Go through the lines below and copy each one that holds the string "berada".

▶ DATA RECORDS
▬▬▬

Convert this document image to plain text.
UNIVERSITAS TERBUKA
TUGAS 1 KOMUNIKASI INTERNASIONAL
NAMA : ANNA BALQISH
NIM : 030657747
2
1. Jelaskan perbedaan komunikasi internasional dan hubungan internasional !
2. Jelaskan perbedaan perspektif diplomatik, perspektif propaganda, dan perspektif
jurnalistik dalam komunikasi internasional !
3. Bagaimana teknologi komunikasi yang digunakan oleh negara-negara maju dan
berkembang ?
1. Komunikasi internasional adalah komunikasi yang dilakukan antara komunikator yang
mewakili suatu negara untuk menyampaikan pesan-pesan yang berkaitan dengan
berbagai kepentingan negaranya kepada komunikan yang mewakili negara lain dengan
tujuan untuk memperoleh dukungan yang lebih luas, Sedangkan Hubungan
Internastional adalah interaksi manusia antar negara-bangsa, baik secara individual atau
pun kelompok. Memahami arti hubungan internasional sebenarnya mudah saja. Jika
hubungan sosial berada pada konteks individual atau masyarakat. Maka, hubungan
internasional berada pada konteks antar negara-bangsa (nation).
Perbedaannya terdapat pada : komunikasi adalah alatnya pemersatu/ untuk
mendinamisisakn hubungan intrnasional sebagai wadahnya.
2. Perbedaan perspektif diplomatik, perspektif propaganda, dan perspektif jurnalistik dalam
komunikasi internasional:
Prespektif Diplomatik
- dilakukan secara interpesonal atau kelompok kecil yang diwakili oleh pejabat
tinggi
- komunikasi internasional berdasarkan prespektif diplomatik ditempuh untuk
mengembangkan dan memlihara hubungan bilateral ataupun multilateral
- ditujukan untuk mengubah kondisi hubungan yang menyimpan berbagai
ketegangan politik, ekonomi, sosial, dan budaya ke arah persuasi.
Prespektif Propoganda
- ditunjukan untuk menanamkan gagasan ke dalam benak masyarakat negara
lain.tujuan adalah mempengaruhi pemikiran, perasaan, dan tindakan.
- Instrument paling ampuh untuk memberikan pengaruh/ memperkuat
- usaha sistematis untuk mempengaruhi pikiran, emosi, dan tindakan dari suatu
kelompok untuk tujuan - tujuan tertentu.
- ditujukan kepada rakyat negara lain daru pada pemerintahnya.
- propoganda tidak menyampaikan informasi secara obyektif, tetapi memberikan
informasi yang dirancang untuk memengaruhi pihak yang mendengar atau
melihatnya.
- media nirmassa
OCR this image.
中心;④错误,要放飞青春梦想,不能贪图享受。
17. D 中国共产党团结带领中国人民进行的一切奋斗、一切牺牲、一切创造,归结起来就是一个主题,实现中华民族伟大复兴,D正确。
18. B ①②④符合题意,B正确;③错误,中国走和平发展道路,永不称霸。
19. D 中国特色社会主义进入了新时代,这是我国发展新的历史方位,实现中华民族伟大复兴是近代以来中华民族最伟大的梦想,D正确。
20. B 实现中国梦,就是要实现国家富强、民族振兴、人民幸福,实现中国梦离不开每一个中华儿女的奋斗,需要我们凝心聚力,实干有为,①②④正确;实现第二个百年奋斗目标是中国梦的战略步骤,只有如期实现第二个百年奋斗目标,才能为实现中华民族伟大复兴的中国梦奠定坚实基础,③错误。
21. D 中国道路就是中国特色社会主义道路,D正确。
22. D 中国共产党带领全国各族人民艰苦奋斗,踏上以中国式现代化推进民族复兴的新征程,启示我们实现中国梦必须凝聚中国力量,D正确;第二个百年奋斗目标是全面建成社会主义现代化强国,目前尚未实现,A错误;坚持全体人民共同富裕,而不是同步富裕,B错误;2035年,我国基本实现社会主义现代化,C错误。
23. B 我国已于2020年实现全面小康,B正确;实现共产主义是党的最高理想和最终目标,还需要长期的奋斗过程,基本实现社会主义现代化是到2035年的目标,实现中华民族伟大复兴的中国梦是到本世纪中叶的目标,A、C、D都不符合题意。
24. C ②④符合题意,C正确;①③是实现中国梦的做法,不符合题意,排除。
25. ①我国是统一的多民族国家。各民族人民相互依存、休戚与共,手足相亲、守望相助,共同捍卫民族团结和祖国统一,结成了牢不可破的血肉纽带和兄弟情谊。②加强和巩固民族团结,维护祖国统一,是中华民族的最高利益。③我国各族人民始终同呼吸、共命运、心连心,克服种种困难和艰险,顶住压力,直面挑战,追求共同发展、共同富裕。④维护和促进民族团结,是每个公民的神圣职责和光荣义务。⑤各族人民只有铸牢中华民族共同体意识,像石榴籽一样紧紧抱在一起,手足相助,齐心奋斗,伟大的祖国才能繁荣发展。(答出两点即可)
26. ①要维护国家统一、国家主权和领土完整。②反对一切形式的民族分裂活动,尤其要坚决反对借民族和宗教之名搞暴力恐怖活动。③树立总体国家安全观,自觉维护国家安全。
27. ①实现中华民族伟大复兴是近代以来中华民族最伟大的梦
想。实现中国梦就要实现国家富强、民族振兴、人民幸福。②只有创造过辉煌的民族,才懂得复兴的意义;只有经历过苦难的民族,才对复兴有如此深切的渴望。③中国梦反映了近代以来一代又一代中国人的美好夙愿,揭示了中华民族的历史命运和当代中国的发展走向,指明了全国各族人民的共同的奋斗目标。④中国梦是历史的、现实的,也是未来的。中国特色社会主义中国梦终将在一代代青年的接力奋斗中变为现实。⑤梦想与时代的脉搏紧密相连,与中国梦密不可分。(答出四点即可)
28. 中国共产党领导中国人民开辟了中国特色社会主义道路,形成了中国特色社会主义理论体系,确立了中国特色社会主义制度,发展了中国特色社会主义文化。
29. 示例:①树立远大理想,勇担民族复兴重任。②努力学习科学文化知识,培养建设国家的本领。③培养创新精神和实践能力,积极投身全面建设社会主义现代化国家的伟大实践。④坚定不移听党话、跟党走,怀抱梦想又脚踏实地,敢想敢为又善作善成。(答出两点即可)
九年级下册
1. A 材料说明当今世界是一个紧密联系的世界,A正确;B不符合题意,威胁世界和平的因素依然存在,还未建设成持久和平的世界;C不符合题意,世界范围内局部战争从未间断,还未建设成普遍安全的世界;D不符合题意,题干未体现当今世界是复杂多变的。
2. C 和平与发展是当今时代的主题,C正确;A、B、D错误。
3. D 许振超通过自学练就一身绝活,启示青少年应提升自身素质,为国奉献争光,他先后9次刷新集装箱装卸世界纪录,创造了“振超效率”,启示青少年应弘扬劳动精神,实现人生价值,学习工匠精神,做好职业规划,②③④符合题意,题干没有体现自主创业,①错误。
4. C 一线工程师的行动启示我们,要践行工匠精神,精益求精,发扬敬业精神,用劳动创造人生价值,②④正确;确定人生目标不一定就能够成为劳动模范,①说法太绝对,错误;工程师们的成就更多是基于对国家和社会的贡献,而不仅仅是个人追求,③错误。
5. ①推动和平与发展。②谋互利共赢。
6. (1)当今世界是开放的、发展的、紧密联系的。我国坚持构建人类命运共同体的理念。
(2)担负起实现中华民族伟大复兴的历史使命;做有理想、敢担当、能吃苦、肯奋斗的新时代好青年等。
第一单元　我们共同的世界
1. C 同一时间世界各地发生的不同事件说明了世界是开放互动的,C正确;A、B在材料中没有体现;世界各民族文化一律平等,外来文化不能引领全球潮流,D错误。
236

▬▬▬

▶ ANSWER TO THIS TASK
hubungan sosial berada pada konteks individual atau masyarakat. Maka, hubungan
internasional berada pada konteks antar negara-bangsa (nation).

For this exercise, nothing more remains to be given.